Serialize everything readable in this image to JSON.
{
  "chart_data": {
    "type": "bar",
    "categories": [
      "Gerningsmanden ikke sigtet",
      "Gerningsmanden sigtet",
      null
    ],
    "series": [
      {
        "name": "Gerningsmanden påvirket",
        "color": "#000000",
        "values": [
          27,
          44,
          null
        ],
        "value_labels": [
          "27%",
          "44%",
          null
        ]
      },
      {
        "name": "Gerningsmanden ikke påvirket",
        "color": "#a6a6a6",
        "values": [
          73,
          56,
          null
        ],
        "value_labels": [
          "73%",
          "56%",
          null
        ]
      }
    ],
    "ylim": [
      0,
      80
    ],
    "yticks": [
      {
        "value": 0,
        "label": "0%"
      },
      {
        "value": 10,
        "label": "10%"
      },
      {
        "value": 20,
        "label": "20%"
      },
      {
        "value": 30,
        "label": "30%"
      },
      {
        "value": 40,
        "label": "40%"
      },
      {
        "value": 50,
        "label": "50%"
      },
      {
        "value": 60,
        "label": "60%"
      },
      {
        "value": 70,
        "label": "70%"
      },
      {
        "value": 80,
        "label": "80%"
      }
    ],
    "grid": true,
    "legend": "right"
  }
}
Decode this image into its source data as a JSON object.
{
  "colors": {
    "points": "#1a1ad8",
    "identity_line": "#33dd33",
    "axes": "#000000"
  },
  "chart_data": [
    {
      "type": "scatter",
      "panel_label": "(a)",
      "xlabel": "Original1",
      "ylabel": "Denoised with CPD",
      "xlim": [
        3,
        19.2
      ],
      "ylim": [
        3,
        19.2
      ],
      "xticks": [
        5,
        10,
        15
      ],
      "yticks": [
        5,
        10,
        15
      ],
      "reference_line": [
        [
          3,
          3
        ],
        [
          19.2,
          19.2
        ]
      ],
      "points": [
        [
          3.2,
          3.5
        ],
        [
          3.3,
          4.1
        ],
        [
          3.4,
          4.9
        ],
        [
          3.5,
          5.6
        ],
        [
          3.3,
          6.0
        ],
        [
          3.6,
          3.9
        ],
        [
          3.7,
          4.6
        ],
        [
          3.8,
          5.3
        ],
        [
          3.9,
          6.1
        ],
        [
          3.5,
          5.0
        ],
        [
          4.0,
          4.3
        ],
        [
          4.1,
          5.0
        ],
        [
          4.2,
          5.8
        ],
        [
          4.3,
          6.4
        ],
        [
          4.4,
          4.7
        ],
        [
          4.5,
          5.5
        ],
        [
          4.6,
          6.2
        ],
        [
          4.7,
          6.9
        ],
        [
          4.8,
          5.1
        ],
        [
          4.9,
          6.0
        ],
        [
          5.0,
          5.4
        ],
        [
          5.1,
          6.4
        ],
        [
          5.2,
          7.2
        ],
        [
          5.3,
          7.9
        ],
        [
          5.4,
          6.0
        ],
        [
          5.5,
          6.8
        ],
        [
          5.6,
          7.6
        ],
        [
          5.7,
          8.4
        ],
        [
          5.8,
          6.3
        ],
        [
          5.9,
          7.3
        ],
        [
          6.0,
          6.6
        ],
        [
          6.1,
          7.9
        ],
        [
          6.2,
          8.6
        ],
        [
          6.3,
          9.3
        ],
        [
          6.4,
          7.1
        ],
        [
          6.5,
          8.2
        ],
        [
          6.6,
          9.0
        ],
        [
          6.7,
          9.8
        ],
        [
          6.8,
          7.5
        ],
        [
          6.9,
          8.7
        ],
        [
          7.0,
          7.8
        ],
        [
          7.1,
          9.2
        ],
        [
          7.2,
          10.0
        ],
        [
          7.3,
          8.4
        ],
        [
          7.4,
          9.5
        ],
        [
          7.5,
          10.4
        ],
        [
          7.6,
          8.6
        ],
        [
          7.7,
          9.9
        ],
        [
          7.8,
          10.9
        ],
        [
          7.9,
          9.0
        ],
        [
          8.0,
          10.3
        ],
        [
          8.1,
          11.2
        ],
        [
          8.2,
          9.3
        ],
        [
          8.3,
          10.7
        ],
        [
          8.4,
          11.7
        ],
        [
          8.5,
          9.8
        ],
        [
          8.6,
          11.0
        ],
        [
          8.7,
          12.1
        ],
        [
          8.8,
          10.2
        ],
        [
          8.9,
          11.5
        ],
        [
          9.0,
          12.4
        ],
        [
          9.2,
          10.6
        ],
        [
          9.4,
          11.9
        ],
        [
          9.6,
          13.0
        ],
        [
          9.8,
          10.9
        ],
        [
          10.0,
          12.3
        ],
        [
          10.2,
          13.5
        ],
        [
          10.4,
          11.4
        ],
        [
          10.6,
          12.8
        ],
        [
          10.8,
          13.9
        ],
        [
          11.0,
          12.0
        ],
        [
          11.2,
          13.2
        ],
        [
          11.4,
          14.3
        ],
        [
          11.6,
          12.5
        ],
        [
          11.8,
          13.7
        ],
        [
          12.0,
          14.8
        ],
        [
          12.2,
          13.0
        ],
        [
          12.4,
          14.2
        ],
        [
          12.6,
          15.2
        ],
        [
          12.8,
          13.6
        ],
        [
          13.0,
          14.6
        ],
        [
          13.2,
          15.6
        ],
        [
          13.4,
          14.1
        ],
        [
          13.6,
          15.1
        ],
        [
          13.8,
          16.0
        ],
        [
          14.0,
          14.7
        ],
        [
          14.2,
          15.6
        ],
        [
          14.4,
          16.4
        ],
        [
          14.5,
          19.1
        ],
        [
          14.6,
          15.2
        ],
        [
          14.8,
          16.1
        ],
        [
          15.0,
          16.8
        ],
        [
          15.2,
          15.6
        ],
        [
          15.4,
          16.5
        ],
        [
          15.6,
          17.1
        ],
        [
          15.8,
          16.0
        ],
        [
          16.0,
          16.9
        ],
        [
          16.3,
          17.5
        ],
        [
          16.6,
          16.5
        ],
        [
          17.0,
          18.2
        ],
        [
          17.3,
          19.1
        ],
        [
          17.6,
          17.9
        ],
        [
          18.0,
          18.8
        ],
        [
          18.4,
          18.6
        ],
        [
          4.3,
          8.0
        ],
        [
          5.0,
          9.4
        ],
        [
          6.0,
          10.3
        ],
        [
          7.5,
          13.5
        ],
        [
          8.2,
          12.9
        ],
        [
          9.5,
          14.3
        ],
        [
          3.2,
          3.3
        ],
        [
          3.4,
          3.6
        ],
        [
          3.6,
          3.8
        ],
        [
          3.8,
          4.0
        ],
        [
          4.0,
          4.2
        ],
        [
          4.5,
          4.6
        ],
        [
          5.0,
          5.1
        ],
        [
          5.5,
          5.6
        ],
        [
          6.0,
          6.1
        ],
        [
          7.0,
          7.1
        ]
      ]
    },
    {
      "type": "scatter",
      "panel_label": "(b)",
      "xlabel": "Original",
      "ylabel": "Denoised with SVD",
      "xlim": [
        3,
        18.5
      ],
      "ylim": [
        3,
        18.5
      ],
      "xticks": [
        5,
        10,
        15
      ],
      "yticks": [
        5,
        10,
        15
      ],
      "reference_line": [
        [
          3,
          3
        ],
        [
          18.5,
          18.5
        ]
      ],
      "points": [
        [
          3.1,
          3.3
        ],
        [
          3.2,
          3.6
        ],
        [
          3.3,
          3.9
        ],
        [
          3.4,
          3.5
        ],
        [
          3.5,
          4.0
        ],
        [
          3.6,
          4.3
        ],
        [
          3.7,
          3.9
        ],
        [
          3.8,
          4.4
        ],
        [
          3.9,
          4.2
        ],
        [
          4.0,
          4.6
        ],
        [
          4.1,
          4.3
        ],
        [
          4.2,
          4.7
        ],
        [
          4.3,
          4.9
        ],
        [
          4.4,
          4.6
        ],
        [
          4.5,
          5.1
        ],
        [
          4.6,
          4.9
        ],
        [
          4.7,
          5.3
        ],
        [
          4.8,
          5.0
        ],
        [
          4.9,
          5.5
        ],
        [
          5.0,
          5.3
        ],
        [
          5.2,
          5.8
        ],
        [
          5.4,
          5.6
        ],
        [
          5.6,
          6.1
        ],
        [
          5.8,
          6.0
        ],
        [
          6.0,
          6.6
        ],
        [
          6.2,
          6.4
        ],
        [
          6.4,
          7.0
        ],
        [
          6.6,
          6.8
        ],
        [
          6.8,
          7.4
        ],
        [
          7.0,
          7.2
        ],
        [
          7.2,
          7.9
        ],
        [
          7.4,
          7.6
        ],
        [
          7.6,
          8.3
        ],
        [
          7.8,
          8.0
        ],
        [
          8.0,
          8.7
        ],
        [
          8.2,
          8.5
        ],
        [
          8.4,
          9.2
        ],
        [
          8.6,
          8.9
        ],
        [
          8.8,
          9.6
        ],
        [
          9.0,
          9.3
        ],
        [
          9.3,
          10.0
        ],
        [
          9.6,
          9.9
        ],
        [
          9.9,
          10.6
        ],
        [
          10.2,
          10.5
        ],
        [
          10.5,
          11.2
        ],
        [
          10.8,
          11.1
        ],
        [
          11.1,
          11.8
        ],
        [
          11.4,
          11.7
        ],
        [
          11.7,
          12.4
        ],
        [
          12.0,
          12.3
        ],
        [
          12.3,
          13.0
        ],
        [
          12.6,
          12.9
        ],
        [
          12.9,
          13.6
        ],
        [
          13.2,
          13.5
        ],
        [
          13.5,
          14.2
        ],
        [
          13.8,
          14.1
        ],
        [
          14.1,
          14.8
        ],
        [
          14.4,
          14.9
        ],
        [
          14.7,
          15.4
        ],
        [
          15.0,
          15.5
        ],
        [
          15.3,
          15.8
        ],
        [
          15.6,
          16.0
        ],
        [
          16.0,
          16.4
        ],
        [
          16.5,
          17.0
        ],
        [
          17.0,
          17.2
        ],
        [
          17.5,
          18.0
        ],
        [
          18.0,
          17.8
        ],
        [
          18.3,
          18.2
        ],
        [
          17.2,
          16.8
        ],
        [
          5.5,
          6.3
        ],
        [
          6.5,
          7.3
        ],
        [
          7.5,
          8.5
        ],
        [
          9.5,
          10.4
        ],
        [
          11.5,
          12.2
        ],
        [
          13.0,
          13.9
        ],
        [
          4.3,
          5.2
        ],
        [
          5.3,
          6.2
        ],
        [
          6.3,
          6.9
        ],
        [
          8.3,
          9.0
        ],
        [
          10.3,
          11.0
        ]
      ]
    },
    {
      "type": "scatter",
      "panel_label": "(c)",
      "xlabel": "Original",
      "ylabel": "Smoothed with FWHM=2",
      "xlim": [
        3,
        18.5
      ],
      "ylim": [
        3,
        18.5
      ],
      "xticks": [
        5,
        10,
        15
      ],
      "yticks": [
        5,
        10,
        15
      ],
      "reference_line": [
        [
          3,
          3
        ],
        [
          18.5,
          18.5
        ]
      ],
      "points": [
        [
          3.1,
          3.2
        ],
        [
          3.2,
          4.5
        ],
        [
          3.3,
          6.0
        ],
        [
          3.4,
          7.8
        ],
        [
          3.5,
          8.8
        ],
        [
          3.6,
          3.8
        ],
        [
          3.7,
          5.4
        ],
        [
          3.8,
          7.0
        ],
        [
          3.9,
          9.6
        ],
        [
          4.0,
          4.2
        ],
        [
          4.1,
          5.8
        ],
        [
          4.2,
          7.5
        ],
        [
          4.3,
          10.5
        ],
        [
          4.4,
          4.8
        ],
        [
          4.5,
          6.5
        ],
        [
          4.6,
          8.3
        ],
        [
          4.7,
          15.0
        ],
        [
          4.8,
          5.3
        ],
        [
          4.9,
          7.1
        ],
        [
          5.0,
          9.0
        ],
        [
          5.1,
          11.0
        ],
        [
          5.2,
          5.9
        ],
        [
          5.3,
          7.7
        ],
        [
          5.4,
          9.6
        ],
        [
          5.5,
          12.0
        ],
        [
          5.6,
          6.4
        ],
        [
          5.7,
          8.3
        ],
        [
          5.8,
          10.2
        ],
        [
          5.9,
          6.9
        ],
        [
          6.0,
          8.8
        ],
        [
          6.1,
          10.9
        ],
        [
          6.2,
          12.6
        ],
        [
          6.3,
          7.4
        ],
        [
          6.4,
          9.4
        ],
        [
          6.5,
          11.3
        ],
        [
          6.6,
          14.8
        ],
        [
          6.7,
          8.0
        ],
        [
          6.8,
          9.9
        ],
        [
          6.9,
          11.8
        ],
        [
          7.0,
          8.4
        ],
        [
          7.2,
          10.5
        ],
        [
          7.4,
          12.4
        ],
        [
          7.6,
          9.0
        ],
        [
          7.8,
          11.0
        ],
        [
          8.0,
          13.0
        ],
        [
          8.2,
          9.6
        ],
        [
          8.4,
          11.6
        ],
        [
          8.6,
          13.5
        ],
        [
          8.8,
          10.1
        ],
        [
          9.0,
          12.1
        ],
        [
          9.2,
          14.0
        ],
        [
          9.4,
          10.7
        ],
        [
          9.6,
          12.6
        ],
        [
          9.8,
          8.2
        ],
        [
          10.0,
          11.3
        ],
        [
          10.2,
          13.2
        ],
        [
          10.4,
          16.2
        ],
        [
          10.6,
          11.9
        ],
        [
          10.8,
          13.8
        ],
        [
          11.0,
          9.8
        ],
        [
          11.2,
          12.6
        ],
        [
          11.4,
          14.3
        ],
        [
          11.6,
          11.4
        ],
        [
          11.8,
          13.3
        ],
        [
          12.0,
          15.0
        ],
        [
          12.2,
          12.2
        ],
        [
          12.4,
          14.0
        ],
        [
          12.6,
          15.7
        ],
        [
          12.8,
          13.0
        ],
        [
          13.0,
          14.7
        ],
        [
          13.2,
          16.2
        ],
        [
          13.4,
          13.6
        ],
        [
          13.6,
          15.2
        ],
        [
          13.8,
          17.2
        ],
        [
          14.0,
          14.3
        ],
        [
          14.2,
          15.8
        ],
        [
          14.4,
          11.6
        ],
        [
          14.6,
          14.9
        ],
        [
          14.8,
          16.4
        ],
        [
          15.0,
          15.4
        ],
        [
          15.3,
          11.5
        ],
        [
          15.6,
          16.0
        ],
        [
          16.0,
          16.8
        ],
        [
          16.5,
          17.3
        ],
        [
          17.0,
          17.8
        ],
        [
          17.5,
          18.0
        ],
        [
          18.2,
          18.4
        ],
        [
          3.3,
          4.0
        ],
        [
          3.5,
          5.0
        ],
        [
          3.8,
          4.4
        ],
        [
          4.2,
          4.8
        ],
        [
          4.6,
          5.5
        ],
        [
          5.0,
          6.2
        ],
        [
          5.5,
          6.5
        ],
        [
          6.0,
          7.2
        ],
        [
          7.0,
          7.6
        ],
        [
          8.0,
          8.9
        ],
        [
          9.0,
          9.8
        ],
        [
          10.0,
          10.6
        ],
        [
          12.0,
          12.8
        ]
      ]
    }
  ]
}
-----
Check each line above for the word "JSON" and give the number of lines that have it, nothing else.

2